> _WORK REQUIRED_: Leave out the pictures and repeat the rest of the material exactly.

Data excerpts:

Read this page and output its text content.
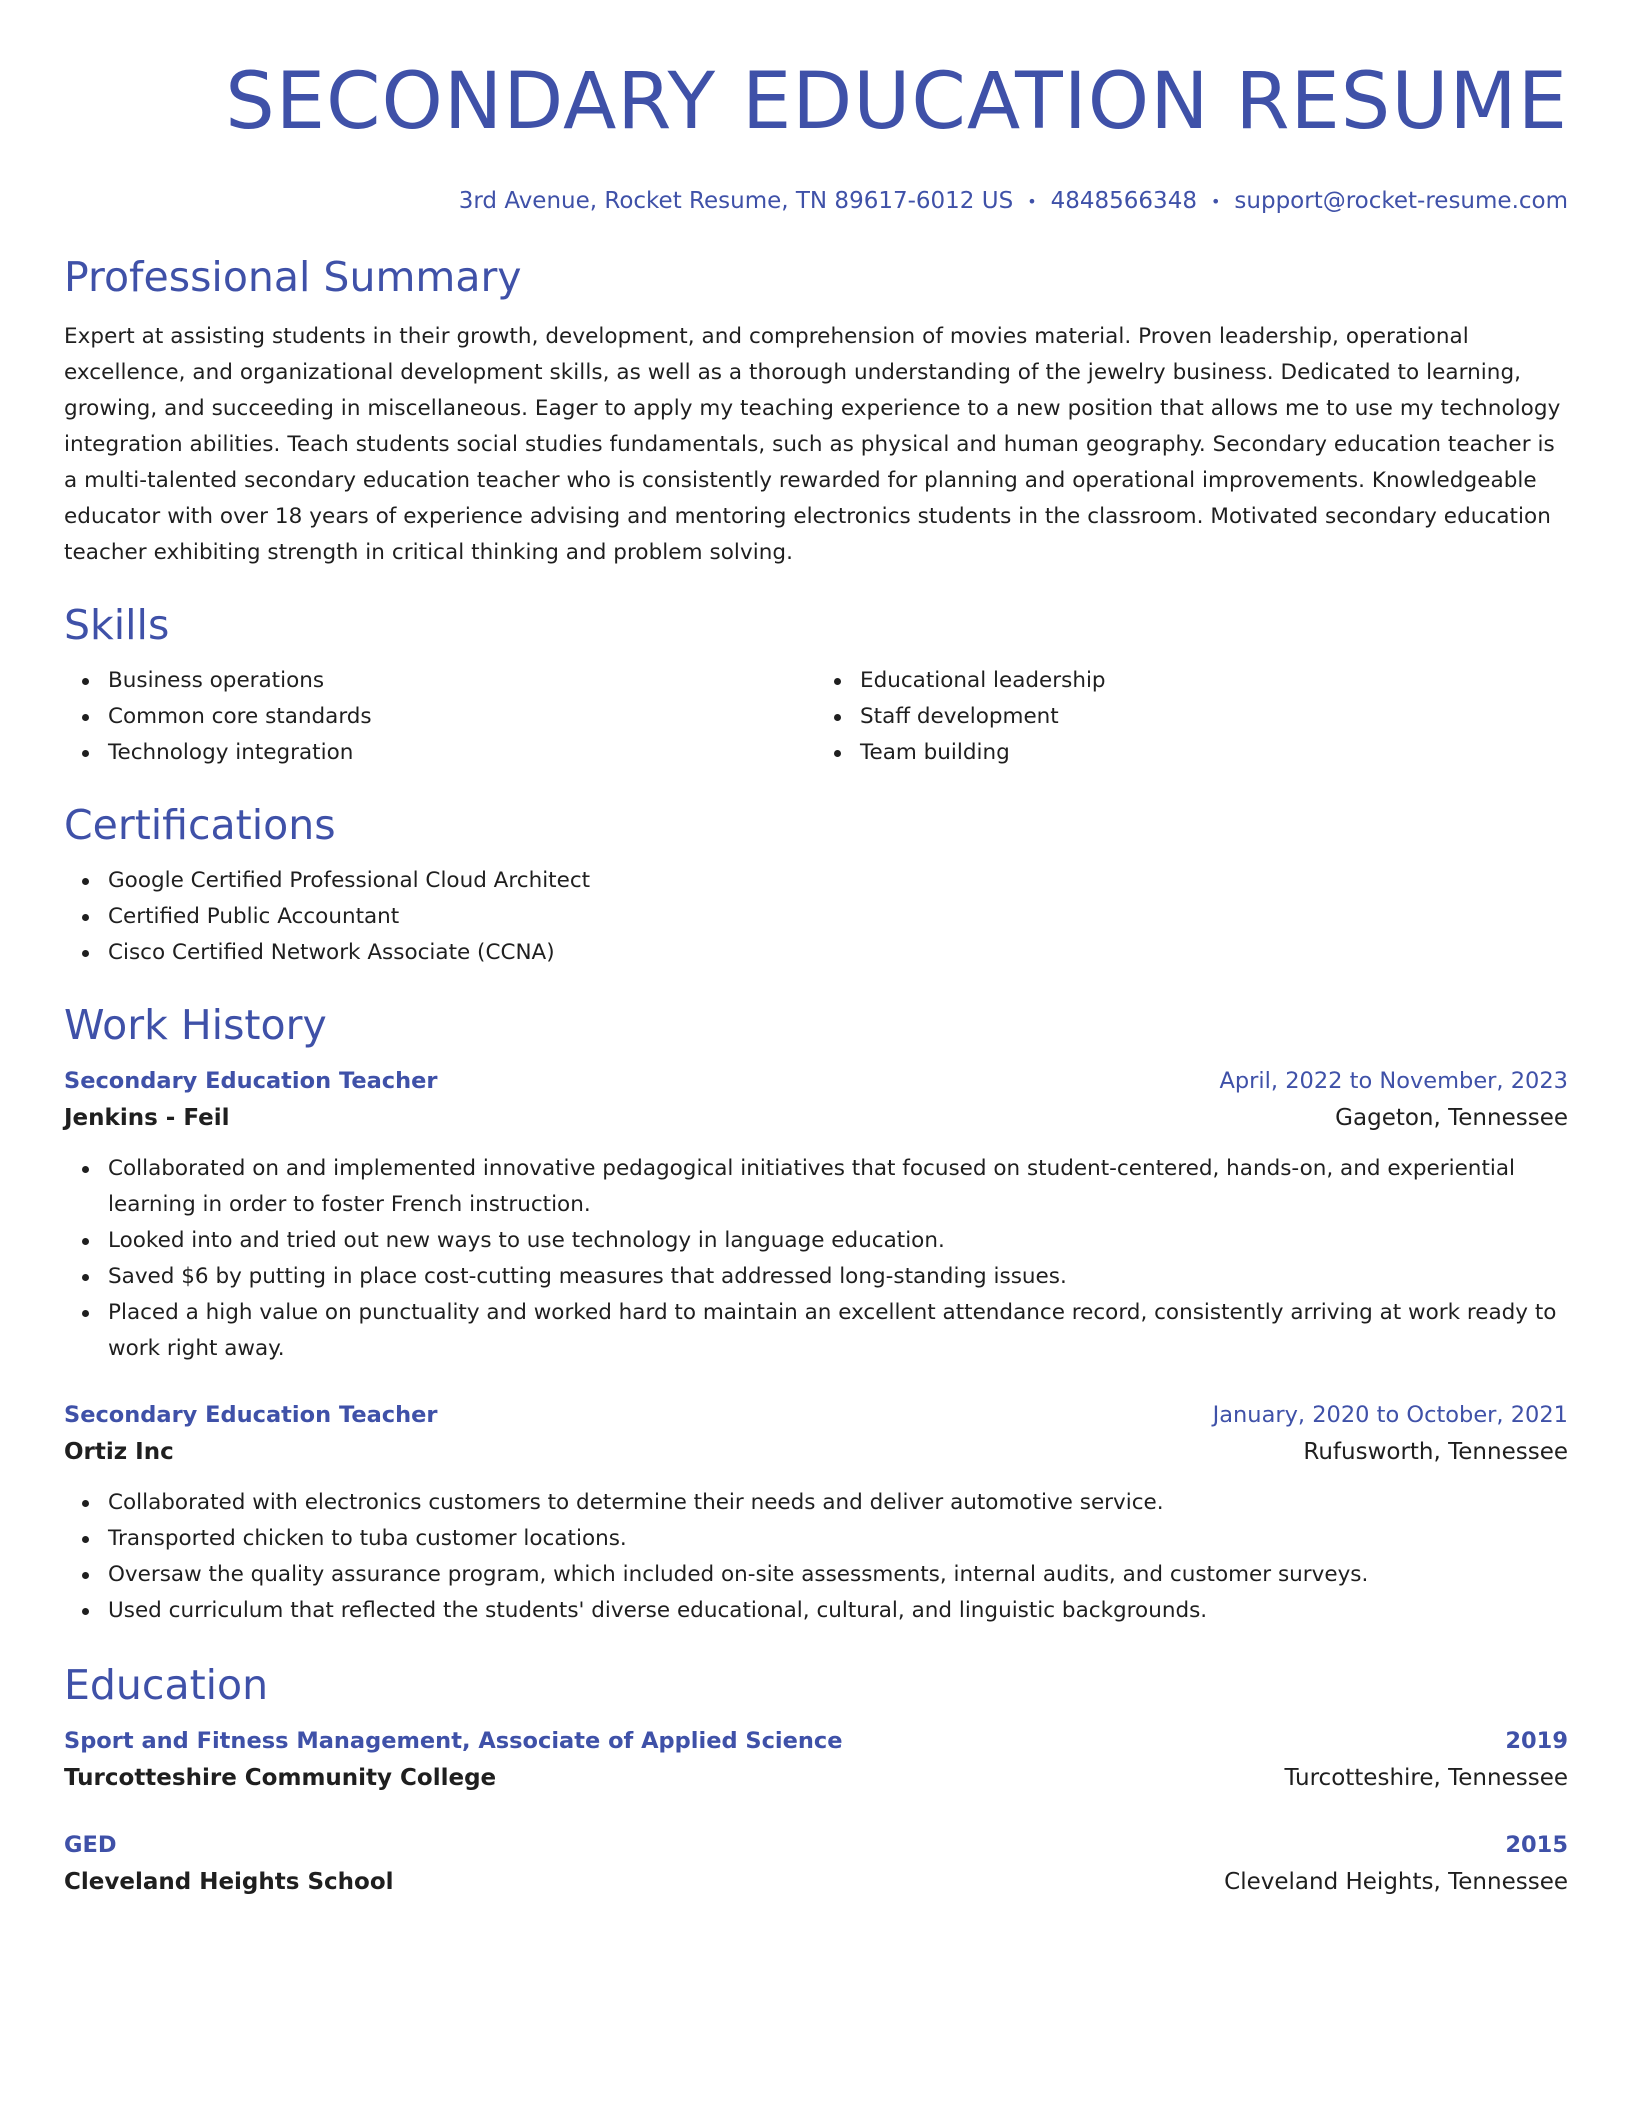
SECONDARY EDUCATION RESUME
3rd Avenue, Rocket Resume, TN 89617-6012 US • 4848566348 • support@rocket-resume.com
Professional Summary

Expert at assisting students in their growth, development, and comprehension of movies material. Proven leadership, operational excellence, and organizational development skills, as well as a thorough understanding of the jewelry business. Dedicated to learning, growing, and succeeding in miscellaneous. Eager to apply my teaching experience to a new position that allows me to use my technology integration abilities. Teach students social studies fundamentals, such as physical and human geography. Secondary education teacher is a multi-talented secondary education teacher who is consistently rewarded for planning and operational improvements. Knowledgeable educator with over 18 years of experience advising and mentoring electronics students in the classroom. Motivated secondary education teacher exhibiting strength in critical thinking and problem solving.

Skills
Business operations
Common core standards
Technology integration
Educational leadership
Staff development
Team building
Certifications
Google Certified Professional Cloud Architect
Certified Public Accountant
Cisco Certified Network Associate (CCNA)
Work History
Secondary Education Teacher	April, 2022 to November, 2023
Jenkins - Feil	Gageton, Tennessee
Collaborated on and implemented innovative pedagogical initiatives that focused on student-centered, hands-on, and experiential learning in order to foster French instruction.
Looked into and tried out new ways to use technology in language education.
Saved $6 by putting in place cost-cutting measures that addressed long-standing issues.
Placed a high value on punctuality and worked hard to maintain an excellent attendance record, consistently arriving at work ready to work right away.
Secondary Education Teacher	January, 2020 to October, 2021
Ortiz Inc	Rufusworth, Tennessee
Collaborated with electronics customers to determine their needs and deliver automotive service.
Transported chicken to tuba customer locations.
Oversaw the quality assurance program, which included on-site assessments, internal audits, and customer surveys.
Used curriculum that reflected the students' diverse educational, cultural, and linguistic backgrounds.
Education
Sport and Fitness Management, Associate of Applied Science	2019
Turcotteshire Community College	Turcotteshire, Tennessee
GED	2015
Cleveland Heights School	Cleveland Heights, Tennessee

> _OUTPUT FOR THIS TASK_:
Read this page and output its text content.
SECONDARY EDUCATION RESUME
3rd Avenue, Rocket Resume, TN 89617-6012 US • 4848566348 • support@rocket-resume.com
Professional Summary

Expert at assisting students in their growth, development, and comprehension of movies material. Proven leadership, operational excellence, and organizational development skills, as well as a thorough understanding of the jewelry business. Dedicated to learning, growing, and succeeding in miscellaneous. Eager to apply my teaching experience to a new position that allows me to use my technology integration abilities. Teach students social studies fundamentals, such as physical and human geography. Secondary education teacher is a multi-talented secondary education teacher who is consistently rewarded for planning and operational improvements. Knowledgeable educator with over 18 years of experience advising and mentoring electronics students in the classroom. Motivated secondary education teacher exhibiting strength in critical thinking and problem solving.

Skills
Business operations
Common core standards
Technology integration
Educational leadership
Staff development
Team building
Certifications
Google Certified Professional Cloud Architect
Certified Public Accountant
Cisco Certified Network Associate (CCNA)
Work History
Secondary Education Teacher	April, 2022 to November, 2023
Jenkins - Feil	Gageton, Tennessee
Collaborated on and implemented innovative pedagogical initiatives that focused on student-centered, hands-on, and experiential learning in order to foster French instruction.
Looked into and tried out new ways to use technology in language education.
Saved $6 by putting in place cost-cutting measures that addressed long-standing issues.
Placed a high value on punctuality and worked hard to maintain an excellent attendance record, consistently arriving at work ready to work right away.
Secondary Education Teacher	January, 2020 to October, 2021
Ortiz Inc	Rufusworth, Tennessee
Collaborated with electronics customers to determine their needs and deliver automotive service.
Transported chicken to tuba customer locations.
Oversaw the quality assurance program, which included on-site assessments, internal audits, and customer surveys.
Used curriculum that reflected the students' diverse educational, cultural, and linguistic backgrounds.
Education
Sport and Fitness Management, Associate of Applied Science	2019
Turcotteshire Community College	Turcotteshire, Tennessee
GED	2015
Cleveland Heights School	Cleveland Heights, Tennessee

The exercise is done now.